• **EXERCISE DIRECTIONS**:
What lines of the data hold the string "Bildzeichen"? Pull each one out.

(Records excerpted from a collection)

_ _ _ _ _

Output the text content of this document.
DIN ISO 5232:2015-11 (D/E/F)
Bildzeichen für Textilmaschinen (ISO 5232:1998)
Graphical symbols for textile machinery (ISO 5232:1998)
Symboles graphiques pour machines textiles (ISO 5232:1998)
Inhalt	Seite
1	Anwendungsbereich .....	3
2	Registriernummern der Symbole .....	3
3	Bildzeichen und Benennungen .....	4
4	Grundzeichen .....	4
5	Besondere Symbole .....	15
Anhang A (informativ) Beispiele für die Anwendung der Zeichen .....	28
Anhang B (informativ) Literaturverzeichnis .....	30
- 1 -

_ _ _ _ _

• **RESULT FOR THIS EXERCISE**:
Bildzeichen für Textilmaschinen (ISO 5232:1998)
3	Bildzeichen und Benennungen .....	4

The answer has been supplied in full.